Stored data entries

________________

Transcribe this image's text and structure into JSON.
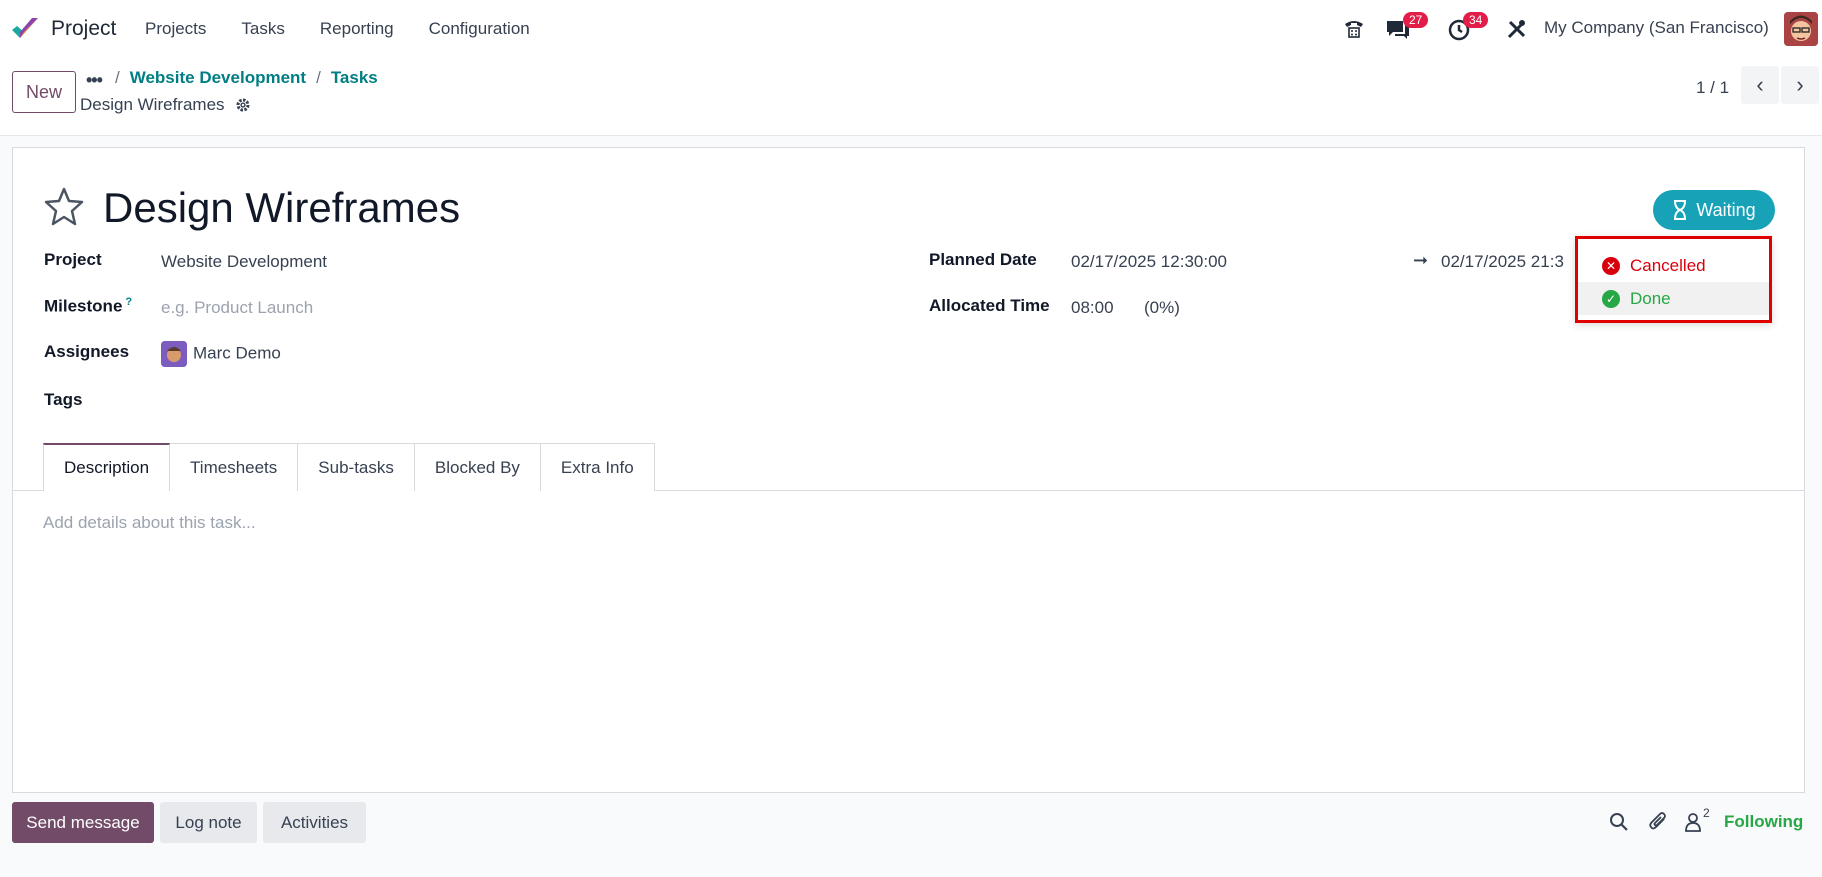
{
  "nav": {
    "app_name": "Project",
    "menu": [
      "Projects",
      "Tasks",
      "Reporting",
      "Configuration"
    ],
    "messages_count": "27",
    "activities_count": "34",
    "company": "My Company (San Francisco)"
  },
  "control": {
    "new_label": "New",
    "breadcrumb_more": "•••",
    "breadcrumbs": [
      "Website Development",
      "Tasks"
    ],
    "record_name": "Design Wireframes",
    "pager": "1 / 1"
  },
  "task": {
    "title": "Design Wireframes",
    "state_label": "Waiting",
    "fields": {
      "project_label": "Project",
      "project_value": "Website Development",
      "milestone_label": "Milestone",
      "milestone_help": "?",
      "milestone_placeholder": "e.g. Product Launch",
      "assignees_label": "Assignees",
      "assignee_name": "Marc Demo",
      "tags_label": "Tags",
      "planned_date_label": "Planned Date",
      "planned_start": "02/17/2025 12:30:00",
      "planned_end": "02/17/2025 21:3",
      "allocated_label": "Allocated Time",
      "allocated_value": "08:00",
      "allocated_pct": "(0%)"
    },
    "tabs": [
      "Description",
      "Timesheets",
      "Sub-tasks",
      "Blocked By",
      "Extra Info"
    ],
    "description_placeholder": "Add details about this task..."
  },
  "state_dropdown": {
    "items": [
      "Cancelled",
      "Done"
    ]
  },
  "chatter": {
    "send_message": "Send message",
    "log_note": "Log note",
    "activities": "Activities",
    "followers_count": "2",
    "following": "Following"
  },
  "colors": {
    "brand": "#714b67",
    "link": "#017e84",
    "waiting": "#17a2b8",
    "cancelled": "#d9000d",
    "done": "#28a745",
    "badge": "#e11d48"
  }
}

________________

§ Set problem:
Copy the data character for character, but drop all pictures from the copy.

§ Result below:
Transcribe this image's text and structure into JSON.
{
  "nav": {
    "app_name": "Project",
    "menu": [
      "Projects",
      "Tasks",
      "Reporting",
      "Configuration"
    ],
    "messages_count": "27",
    "activities_count": "34",
    "company": "My Company (San Francisco)"
  },
  "control": {
    "new_label": "New",
    "breadcrumb_more": "•••",
    "breadcrumbs": [
      "Website Development",
      "Tasks"
    ],
    "record_name": "Design Wireframes",
    "pager": "1 / 1"
  },
  "task": {
    "title": "Design Wireframes",
    "state_label": "Waiting",
    "fields": {
      "project_label": "Project",
      "project_value": "Website Development",
      "milestone_label": "Milestone",
      "milestone_help": "?",
      "milestone_placeholder": "e.g. Product Launch",
      "assignees_label": "Assignees",
      "assignee_name": "Marc Demo",
      "tags_label": "Tags",
      "planned_date_label": "Planned Date",
      "planned_start": "02/17/2025 12:30:00",
      "planned_end": "02/17/2025 21:3",
      "allocated_label": "Allocated Time",
      "allocated_value": "08:00",
      "allocated_pct": "(0%)"
    },
    "tabs": [
      "Description",
      "Timesheets",
      "Sub-tasks",
      "Blocked By",
      "Extra Info"
    ],
    "description_placeholder": "Add details about this task..."
  },
  "state_dropdown": {
    "items": [
      "Cancelled",
      "Done"
    ]
  },
  "chatter": {
    "send_message": "Send message",
    "log_note": "Log note",
    "activities": "Activities",
    "followers_count": "2",
    "following": "Following"
  },
  "colors": {
    "brand": "#714b67",
    "link": "#017e84",
    "waiting": "#17a2b8",
    "cancelled": "#d9000d",
    "done": "#28a745",
    "badge": "#e11d48"
  }
}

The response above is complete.